* **Exercise task**
Search the material for the string "JSON" and copy each line where it occurs.

* **Data for this exercise**

---

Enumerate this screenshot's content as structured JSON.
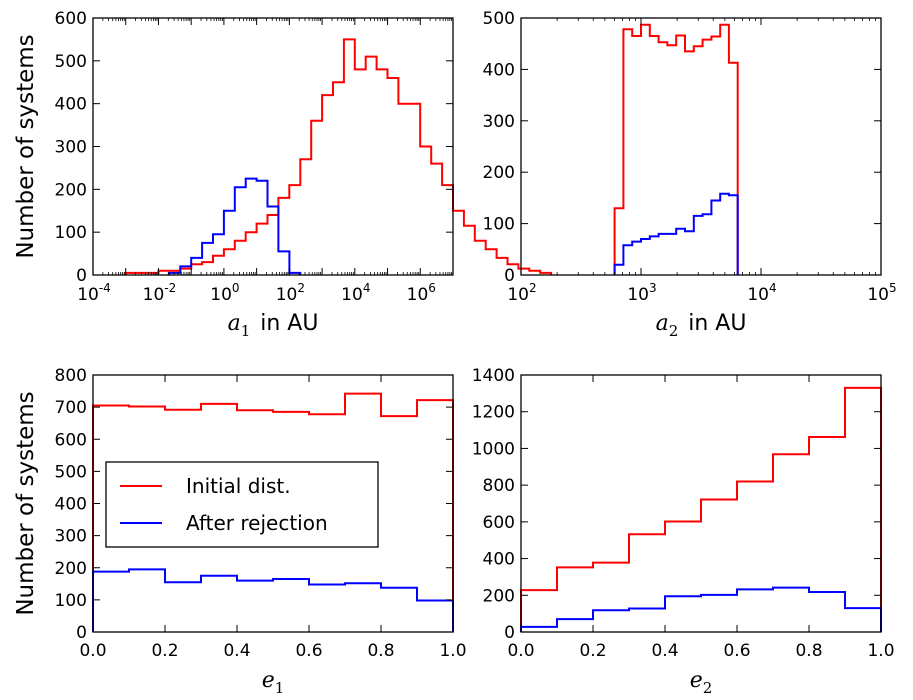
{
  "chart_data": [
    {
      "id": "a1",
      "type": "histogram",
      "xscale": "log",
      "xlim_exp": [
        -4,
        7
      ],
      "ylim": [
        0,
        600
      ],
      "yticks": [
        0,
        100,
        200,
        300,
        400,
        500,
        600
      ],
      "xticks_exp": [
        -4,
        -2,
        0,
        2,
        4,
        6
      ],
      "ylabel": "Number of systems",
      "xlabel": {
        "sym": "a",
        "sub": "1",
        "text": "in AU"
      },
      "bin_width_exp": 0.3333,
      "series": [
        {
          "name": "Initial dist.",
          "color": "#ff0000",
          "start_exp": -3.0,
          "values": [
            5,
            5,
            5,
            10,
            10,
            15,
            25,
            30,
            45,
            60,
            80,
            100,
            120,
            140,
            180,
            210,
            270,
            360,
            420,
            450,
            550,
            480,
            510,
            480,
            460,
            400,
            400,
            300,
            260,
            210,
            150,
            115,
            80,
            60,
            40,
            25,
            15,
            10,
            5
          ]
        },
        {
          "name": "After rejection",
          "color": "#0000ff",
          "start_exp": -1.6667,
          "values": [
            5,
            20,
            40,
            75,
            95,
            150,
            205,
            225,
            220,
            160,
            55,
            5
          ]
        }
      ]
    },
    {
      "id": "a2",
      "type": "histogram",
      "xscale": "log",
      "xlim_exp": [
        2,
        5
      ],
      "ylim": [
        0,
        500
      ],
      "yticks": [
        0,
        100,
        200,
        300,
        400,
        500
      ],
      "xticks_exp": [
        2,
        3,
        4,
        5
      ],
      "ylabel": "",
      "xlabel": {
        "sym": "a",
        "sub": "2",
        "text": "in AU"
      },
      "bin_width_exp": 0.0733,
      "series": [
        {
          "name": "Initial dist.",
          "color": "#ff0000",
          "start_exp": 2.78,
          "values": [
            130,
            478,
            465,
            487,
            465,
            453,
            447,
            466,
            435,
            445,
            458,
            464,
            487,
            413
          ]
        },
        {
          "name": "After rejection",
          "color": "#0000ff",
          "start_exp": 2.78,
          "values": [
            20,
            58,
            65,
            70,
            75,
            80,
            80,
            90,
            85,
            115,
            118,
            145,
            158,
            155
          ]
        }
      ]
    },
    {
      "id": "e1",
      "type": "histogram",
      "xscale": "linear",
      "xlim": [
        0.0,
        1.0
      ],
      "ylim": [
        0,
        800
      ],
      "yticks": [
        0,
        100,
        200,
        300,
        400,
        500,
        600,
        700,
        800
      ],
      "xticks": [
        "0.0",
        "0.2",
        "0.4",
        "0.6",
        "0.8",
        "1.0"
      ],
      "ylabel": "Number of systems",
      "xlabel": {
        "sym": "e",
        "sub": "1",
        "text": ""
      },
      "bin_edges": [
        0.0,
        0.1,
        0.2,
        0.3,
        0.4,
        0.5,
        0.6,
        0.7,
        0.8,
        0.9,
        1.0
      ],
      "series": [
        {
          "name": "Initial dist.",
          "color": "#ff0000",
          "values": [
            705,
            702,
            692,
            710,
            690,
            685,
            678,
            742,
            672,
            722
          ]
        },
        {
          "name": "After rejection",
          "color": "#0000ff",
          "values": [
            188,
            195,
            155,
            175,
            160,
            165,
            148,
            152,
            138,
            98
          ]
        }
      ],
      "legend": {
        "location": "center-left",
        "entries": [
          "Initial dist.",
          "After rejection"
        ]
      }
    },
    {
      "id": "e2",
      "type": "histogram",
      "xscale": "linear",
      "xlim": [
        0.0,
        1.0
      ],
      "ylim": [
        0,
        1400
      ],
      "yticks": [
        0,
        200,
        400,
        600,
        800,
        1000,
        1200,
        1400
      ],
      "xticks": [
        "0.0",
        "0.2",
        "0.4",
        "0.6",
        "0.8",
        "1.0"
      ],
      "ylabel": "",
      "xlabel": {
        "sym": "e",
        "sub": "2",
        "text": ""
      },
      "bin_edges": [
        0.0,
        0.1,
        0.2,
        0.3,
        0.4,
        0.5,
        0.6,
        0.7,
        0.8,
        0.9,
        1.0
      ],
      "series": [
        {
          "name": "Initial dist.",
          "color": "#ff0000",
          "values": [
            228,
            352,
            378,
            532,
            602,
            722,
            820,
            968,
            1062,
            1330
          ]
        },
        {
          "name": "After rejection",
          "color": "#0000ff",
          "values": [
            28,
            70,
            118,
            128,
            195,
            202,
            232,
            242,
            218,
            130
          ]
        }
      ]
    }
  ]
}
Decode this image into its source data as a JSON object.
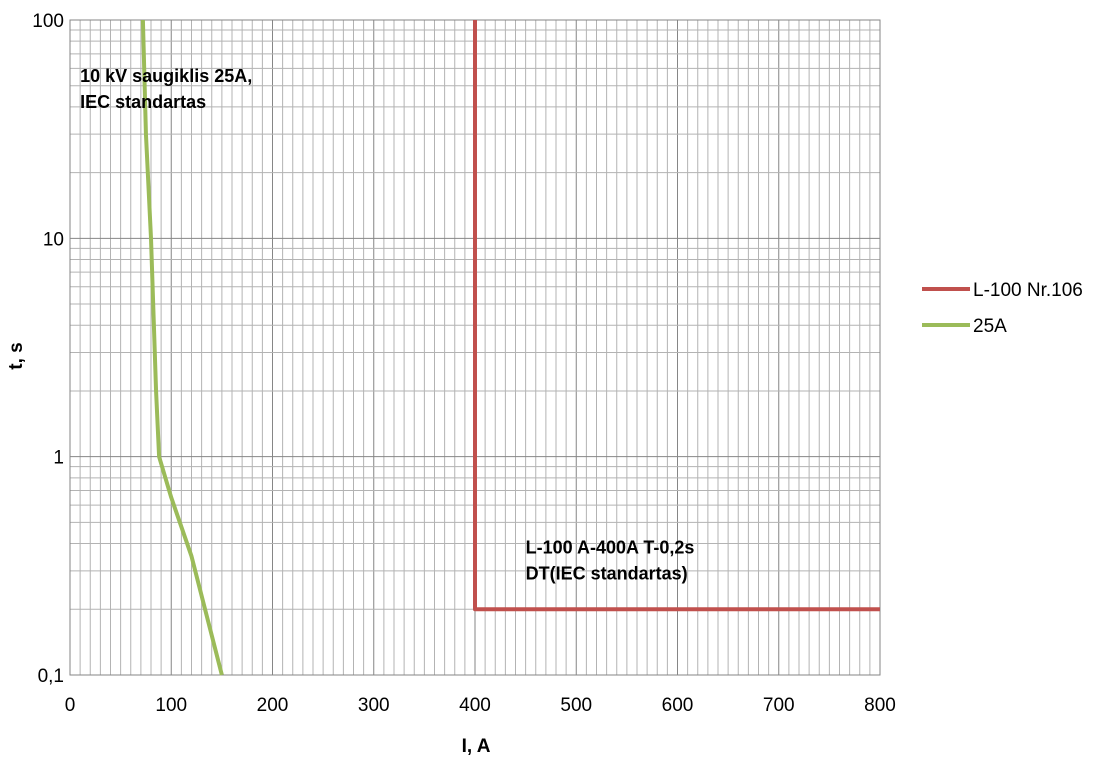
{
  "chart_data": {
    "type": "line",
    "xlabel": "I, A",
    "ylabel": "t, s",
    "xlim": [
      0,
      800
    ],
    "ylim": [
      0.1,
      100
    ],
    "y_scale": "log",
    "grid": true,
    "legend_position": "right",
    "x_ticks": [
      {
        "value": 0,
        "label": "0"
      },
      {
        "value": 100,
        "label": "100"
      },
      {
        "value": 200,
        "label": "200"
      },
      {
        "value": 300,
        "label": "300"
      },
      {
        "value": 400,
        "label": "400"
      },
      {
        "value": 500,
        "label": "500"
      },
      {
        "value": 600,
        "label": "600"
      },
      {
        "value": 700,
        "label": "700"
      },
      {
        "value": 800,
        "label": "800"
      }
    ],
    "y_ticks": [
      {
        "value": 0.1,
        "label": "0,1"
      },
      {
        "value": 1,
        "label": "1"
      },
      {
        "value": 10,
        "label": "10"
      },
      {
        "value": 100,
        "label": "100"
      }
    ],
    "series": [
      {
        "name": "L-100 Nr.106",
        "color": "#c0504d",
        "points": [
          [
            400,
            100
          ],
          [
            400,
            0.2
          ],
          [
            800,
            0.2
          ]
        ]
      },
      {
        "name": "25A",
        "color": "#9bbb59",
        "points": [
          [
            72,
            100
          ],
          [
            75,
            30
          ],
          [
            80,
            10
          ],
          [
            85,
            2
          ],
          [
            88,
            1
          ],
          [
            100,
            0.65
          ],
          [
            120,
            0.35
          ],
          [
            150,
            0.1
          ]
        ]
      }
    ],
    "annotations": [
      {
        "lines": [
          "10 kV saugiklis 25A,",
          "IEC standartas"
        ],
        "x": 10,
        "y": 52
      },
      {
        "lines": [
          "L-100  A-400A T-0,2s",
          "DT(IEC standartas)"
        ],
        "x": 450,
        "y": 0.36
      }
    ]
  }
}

---

* **Result**
Enumerate this screenshot's content as structured JSON.
Decode this image into its source data as a JSON object.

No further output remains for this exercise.